Rows from a figure dataset:

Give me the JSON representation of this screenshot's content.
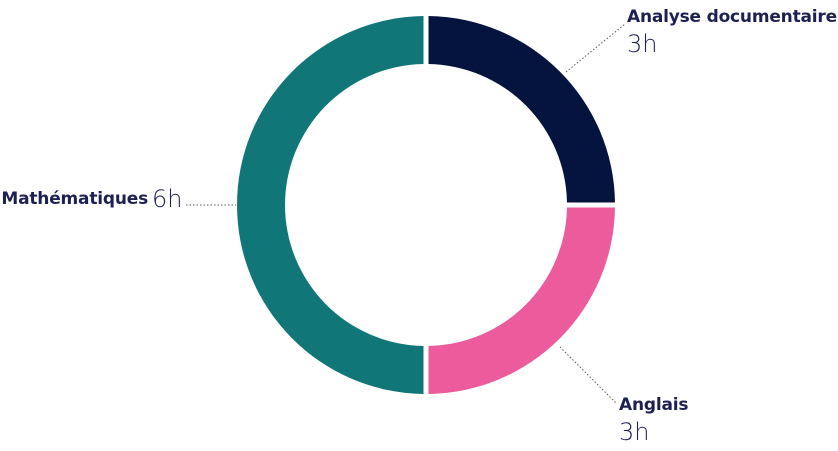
{
  "chart_data": {
    "type": "pie",
    "donut": true,
    "title": "",
    "unit": "h",
    "slices": [
      {
        "name": "Analyse documentaire",
        "value": 3,
        "value_label": "3h",
        "color": "#04143f"
      },
      {
        "name": "Anglais",
        "value": 3,
        "value_label": "3h",
        "color": "#ec5c9d"
      },
      {
        "name": "Mathématiques",
        "value": 6,
        "value_label": "6h",
        "color": "#107678"
      }
    ],
    "start_angle_deg": 0,
    "direction": "clockwise",
    "label_color": "#1d2151",
    "leader_color": "#5a5a5a"
  }
}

■ **JOB**: Reproduce the whole listing above word for word, but not its pictures.

■ **PROBLEM SOLUTION**:
Give me the JSON representation of this screenshot's content.
{
  "chart_data": {
    "type": "pie",
    "donut": true,
    "title": "",
    "unit": "h",
    "slices": [
      {
        "name": "Analyse documentaire",
        "value": 3,
        "value_label": "3h",
        "color": "#04143f"
      },
      {
        "name": "Anglais",
        "value": 3,
        "value_label": "3h",
        "color": "#ec5c9d"
      },
      {
        "name": "Mathématiques",
        "value": 6,
        "value_label": "6h",
        "color": "#107678"
      }
    ],
    "start_angle_deg": 0,
    "direction": "clockwise",
    "label_color": "#1d2151",
    "leader_color": "#5a5a5a"
  }
}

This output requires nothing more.